- **Requirement**
Each entry below must be repeated exactly, with pictures left out.
— START OF Material provided —
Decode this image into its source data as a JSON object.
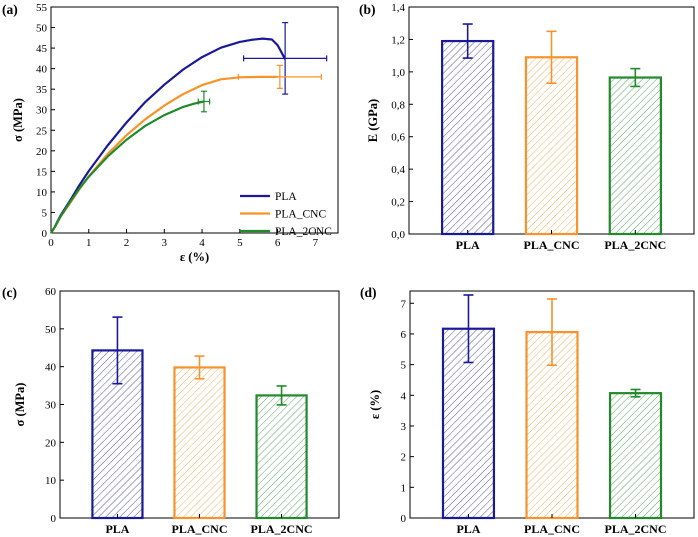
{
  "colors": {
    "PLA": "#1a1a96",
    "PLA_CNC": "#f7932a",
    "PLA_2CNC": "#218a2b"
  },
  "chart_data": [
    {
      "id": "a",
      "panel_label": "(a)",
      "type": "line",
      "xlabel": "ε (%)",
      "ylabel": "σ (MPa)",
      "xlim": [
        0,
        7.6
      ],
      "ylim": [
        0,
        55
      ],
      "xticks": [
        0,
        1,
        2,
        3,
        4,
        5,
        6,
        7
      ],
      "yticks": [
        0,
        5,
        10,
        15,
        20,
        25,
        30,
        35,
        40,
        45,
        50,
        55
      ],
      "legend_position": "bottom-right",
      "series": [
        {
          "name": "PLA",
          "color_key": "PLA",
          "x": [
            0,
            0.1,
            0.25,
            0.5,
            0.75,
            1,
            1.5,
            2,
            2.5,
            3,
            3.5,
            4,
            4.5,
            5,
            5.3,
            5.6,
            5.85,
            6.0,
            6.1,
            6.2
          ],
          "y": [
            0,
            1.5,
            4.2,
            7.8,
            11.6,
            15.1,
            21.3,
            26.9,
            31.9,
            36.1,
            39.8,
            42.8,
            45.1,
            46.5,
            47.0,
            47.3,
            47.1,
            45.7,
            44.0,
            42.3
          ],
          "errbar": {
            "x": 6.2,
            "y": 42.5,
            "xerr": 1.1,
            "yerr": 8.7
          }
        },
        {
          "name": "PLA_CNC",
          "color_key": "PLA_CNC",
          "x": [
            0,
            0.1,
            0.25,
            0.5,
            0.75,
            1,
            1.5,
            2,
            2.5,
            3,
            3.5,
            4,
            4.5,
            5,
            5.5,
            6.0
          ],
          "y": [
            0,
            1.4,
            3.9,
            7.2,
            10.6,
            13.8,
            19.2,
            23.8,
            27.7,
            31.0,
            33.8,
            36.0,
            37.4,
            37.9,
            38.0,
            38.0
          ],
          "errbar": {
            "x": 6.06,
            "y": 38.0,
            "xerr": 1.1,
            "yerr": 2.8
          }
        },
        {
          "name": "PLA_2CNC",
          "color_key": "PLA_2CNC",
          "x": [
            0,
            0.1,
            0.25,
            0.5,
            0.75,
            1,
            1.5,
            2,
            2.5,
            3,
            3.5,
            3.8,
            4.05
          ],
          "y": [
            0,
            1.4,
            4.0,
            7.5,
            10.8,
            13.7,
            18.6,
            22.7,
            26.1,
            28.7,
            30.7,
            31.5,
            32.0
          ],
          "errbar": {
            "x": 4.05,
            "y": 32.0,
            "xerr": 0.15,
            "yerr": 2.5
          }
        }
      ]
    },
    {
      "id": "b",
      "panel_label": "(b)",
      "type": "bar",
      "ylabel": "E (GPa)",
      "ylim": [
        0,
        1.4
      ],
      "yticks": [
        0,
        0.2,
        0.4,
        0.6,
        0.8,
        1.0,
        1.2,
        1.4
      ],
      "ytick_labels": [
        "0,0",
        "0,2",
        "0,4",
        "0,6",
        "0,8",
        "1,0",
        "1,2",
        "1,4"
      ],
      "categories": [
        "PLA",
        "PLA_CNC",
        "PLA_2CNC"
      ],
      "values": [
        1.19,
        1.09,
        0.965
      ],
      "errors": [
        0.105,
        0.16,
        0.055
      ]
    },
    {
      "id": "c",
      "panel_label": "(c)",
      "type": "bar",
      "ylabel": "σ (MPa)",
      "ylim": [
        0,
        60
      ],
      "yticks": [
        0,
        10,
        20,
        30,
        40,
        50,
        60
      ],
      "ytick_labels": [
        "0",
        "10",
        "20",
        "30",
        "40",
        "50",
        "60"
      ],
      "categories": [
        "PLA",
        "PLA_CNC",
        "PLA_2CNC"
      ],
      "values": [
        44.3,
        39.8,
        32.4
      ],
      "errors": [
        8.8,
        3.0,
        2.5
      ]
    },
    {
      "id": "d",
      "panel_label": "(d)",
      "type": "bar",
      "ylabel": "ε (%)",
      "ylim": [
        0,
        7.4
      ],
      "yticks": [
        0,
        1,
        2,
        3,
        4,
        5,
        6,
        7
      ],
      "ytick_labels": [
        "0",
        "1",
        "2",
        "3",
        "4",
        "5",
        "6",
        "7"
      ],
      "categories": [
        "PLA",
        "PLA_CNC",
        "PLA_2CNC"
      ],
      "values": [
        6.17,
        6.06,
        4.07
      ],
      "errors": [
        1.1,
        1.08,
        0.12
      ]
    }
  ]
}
— END OF Material provided —
- **Result for this task**
Decode this image into its source data as a JSON object.
{
  "colors": {
    "PLA": "#1a1a96",
    "PLA_CNC": "#f7932a",
    "PLA_2CNC": "#218a2b"
  },
  "chart_data": [
    {
      "id": "a",
      "panel_label": "(a)",
      "type": "line",
      "xlabel": "ε (%)",
      "ylabel": "σ (MPa)",
      "xlim": [
        0,
        7.6
      ],
      "ylim": [
        0,
        55
      ],
      "xticks": [
        0,
        1,
        2,
        3,
        4,
        5,
        6,
        7
      ],
      "yticks": [
        0,
        5,
        10,
        15,
        20,
        25,
        30,
        35,
        40,
        45,
        50,
        55
      ],
      "legend_position": "bottom-right",
      "series": [
        {
          "name": "PLA",
          "color_key": "PLA",
          "x": [
            0,
            0.1,
            0.25,
            0.5,
            0.75,
            1,
            1.5,
            2,
            2.5,
            3,
            3.5,
            4,
            4.5,
            5,
            5.3,
            5.6,
            5.85,
            6.0,
            6.1,
            6.2
          ],
          "y": [
            0,
            1.5,
            4.2,
            7.8,
            11.6,
            15.1,
            21.3,
            26.9,
            31.9,
            36.1,
            39.8,
            42.8,
            45.1,
            46.5,
            47.0,
            47.3,
            47.1,
            45.7,
            44.0,
            42.3
          ],
          "errbar": {
            "x": 6.2,
            "y": 42.5,
            "xerr": 1.1,
            "yerr": 8.7
          }
        },
        {
          "name": "PLA_CNC",
          "color_key": "PLA_CNC",
          "x": [
            0,
            0.1,
            0.25,
            0.5,
            0.75,
            1,
            1.5,
            2,
            2.5,
            3,
            3.5,
            4,
            4.5,
            5,
            5.5,
            6.0
          ],
          "y": [
            0,
            1.4,
            3.9,
            7.2,
            10.6,
            13.8,
            19.2,
            23.8,
            27.7,
            31.0,
            33.8,
            36.0,
            37.4,
            37.9,
            38.0,
            38.0
          ],
          "errbar": {
            "x": 6.06,
            "y": 38.0,
            "xerr": 1.1,
            "yerr": 2.8
          }
        },
        {
          "name": "PLA_2CNC",
          "color_key": "PLA_2CNC",
          "x": [
            0,
            0.1,
            0.25,
            0.5,
            0.75,
            1,
            1.5,
            2,
            2.5,
            3,
            3.5,
            3.8,
            4.05
          ],
          "y": [
            0,
            1.4,
            4.0,
            7.5,
            10.8,
            13.7,
            18.6,
            22.7,
            26.1,
            28.7,
            30.7,
            31.5,
            32.0
          ],
          "errbar": {
            "x": 4.05,
            "y": 32.0,
            "xerr": 0.15,
            "yerr": 2.5
          }
        }
      ]
    },
    {
      "id": "b",
      "panel_label": "(b)",
      "type": "bar",
      "ylabel": "E (GPa)",
      "ylim": [
        0,
        1.4
      ],
      "yticks": [
        0,
        0.2,
        0.4,
        0.6,
        0.8,
        1.0,
        1.2,
        1.4
      ],
      "ytick_labels": [
        "0,0",
        "0,2",
        "0,4",
        "0,6",
        "0,8",
        "1,0",
        "1,2",
        "1,4"
      ],
      "categories": [
        "PLA",
        "PLA_CNC",
        "PLA_2CNC"
      ],
      "values": [
        1.19,
        1.09,
        0.965
      ],
      "errors": [
        0.105,
        0.16,
        0.055
      ]
    },
    {
      "id": "c",
      "panel_label": "(c)",
      "type": "bar",
      "ylabel": "σ (MPa)",
      "ylim": [
        0,
        60
      ],
      "yticks": [
        0,
        10,
        20,
        30,
        40,
        50,
        60
      ],
      "ytick_labels": [
        "0",
        "10",
        "20",
        "30",
        "40",
        "50",
        "60"
      ],
      "categories": [
        "PLA",
        "PLA_CNC",
        "PLA_2CNC"
      ],
      "values": [
        44.3,
        39.8,
        32.4
      ],
      "errors": [
        8.8,
        3.0,
        2.5
      ]
    },
    {
      "id": "d",
      "panel_label": "(d)",
      "type": "bar",
      "ylabel": "ε (%)",
      "ylim": [
        0,
        7.4
      ],
      "yticks": [
        0,
        1,
        2,
        3,
        4,
        5,
        6,
        7
      ],
      "ytick_labels": [
        "0",
        "1",
        "2",
        "3",
        "4",
        "5",
        "6",
        "7"
      ],
      "categories": [
        "PLA",
        "PLA_CNC",
        "PLA_2CNC"
      ],
      "values": [
        6.17,
        6.06,
        4.07
      ],
      "errors": [
        1.1,
        1.08,
        0.12
      ]
    }
  ]
}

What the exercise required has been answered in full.